Extracted data entries:
----
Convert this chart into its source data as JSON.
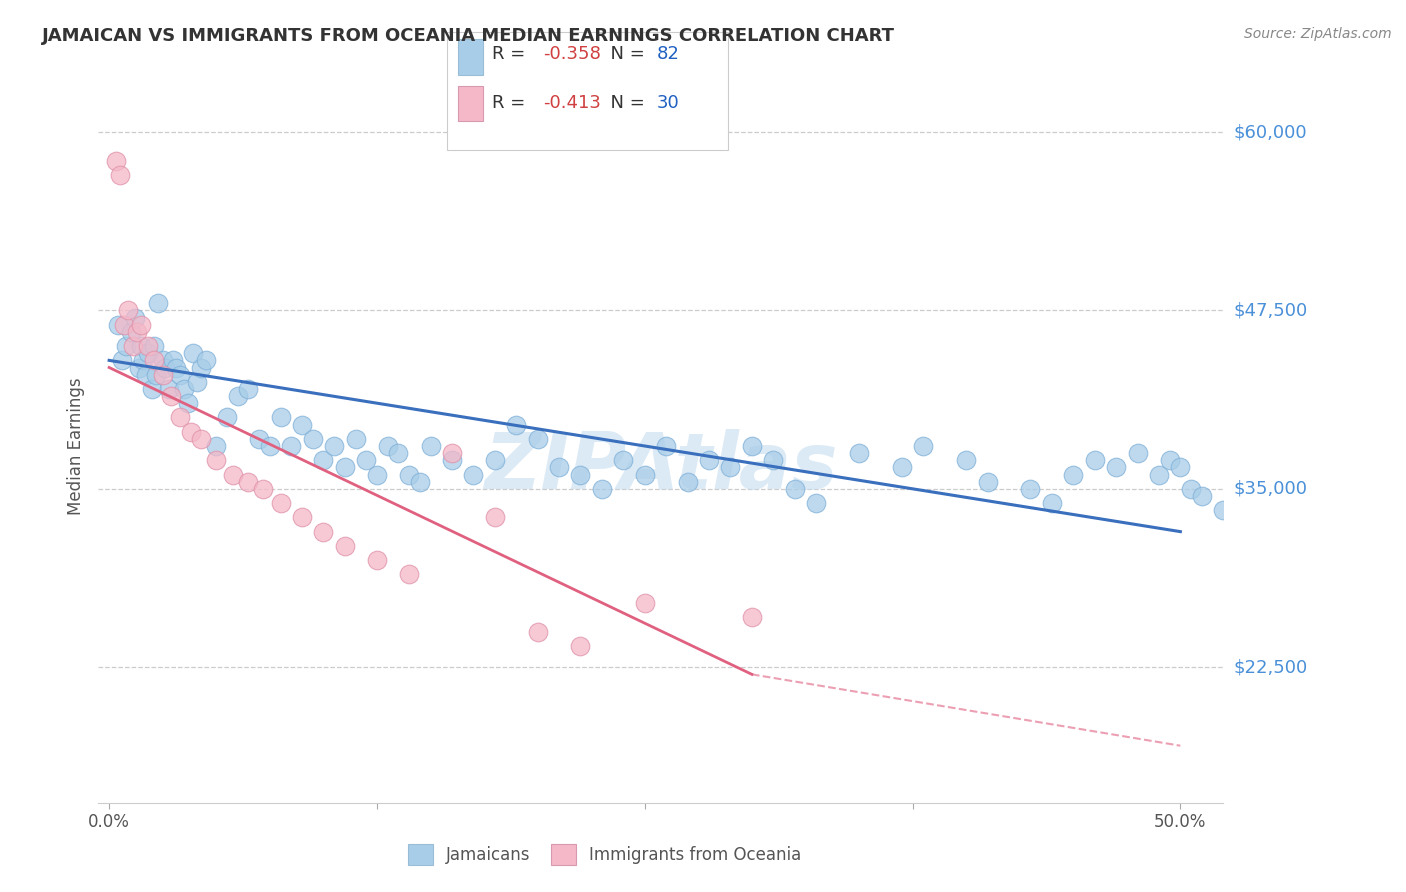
{
  "title": "JAMAICAN VS IMMIGRANTS FROM OCEANIA MEDIAN EARNINGS CORRELATION CHART",
  "source": "Source: ZipAtlas.com",
  "ylabel": "Median Earnings",
  "y_ticks": [
    22500,
    35000,
    47500,
    60000
  ],
  "y_tick_labels": [
    "$22,500",
    "$35,000",
    "$47,500",
    "$60,000"
  ],
  "x_min": 0.0,
  "x_max": 50.0,
  "y_min": 13000,
  "y_max": 63000,
  "blue_R": -0.358,
  "blue_N": 82,
  "pink_R": -0.413,
  "pink_N": 30,
  "blue_color": "#a8cde8",
  "pink_color": "#f4b8c8",
  "blue_line_color": "#3a6fbd",
  "pink_line_color": "#e06080",
  "watermark": "ZIPAtlas",
  "watermark_color": "#c5ddf0",
  "blue_scatter_x": [
    0.4,
    0.6,
    0.8,
    1.0,
    1.2,
    1.4,
    1.5,
    1.6,
    1.7,
    1.8,
    2.0,
    2.1,
    2.2,
    2.3,
    2.5,
    2.6,
    2.8,
    3.0,
    3.1,
    3.3,
    3.5,
    3.7,
    3.9,
    4.1,
    4.3,
    4.5,
    5.0,
    5.5,
    6.0,
    6.5,
    7.0,
    7.5,
    8.0,
    8.5,
    9.0,
    9.5,
    10.0,
    10.5,
    11.0,
    11.5,
    12.0,
    12.5,
    13.0,
    13.5,
    14.0,
    14.5,
    15.0,
    16.0,
    17.0,
    18.0,
    19.0,
    20.0,
    21.0,
    22.0,
    23.0,
    24.0,
    25.0,
    26.0,
    27.0,
    28.0,
    29.0,
    30.0,
    31.0,
    32.0,
    33.0,
    35.0,
    37.0,
    38.0,
    40.0,
    41.0,
    43.0,
    44.0,
    45.0,
    46.0,
    47.0,
    48.0,
    49.0,
    49.5,
    50.0,
    50.5,
    51.0,
    52.0
  ],
  "blue_scatter_y": [
    46500,
    44000,
    45000,
    46000,
    47000,
    43500,
    45000,
    44000,
    43000,
    44500,
    42000,
    45000,
    43000,
    48000,
    44000,
    43500,
    42000,
    44000,
    43500,
    43000,
    42000,
    41000,
    44500,
    42500,
    43500,
    44000,
    38000,
    40000,
    41500,
    42000,
    38500,
    38000,
    40000,
    38000,
    39500,
    38500,
    37000,
    38000,
    36500,
    38500,
    37000,
    36000,
    38000,
    37500,
    36000,
    35500,
    38000,
    37000,
    36000,
    37000,
    39500,
    38500,
    36500,
    36000,
    35000,
    37000,
    36000,
    38000,
    35500,
    37000,
    36500,
    38000,
    37000,
    35000,
    34000,
    37500,
    36500,
    38000,
    37000,
    35500,
    35000,
    34000,
    36000,
    37000,
    36500,
    37500,
    36000,
    37000,
    36500,
    35000,
    34500,
    33500
  ],
  "pink_scatter_x": [
    0.3,
    0.5,
    0.7,
    0.9,
    1.1,
    1.3,
    1.5,
    1.8,
    2.1,
    2.5,
    2.9,
    3.3,
    3.8,
    4.3,
    5.0,
    5.8,
    6.5,
    7.2,
    8.0,
    9.0,
    10.0,
    11.0,
    12.5,
    14.0,
    16.0,
    18.0,
    20.0,
    22.0,
    25.0,
    30.0
  ],
  "pink_scatter_y": [
    58000,
    57000,
    46500,
    47500,
    45000,
    46000,
    46500,
    45000,
    44000,
    43000,
    41500,
    40000,
    39000,
    38500,
    37000,
    36000,
    35500,
    35000,
    34000,
    33000,
    32000,
    31000,
    30000,
    29000,
    37500,
    33000,
    25000,
    24000,
    27000,
    26000
  ],
  "blue_line_x0": 0.0,
  "blue_line_x1": 50.0,
  "blue_line_y0": 44000,
  "blue_line_y1": 32000,
  "pink_line_solid_x0": 0.0,
  "pink_line_solid_x1": 30.0,
  "pink_line_solid_y0": 43500,
  "pink_line_solid_y1": 22000,
  "pink_line_dash_x0": 30.0,
  "pink_line_dash_x1": 50.0,
  "pink_line_dash_y0": 22000,
  "pink_line_dash_y1": 17000
}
----
### Task prompt
Show every line of the records above that contains the word "source".

### Response to this task
Convert this chart into its source data as JSON.
  "source": "Source: ZipAtlas.com",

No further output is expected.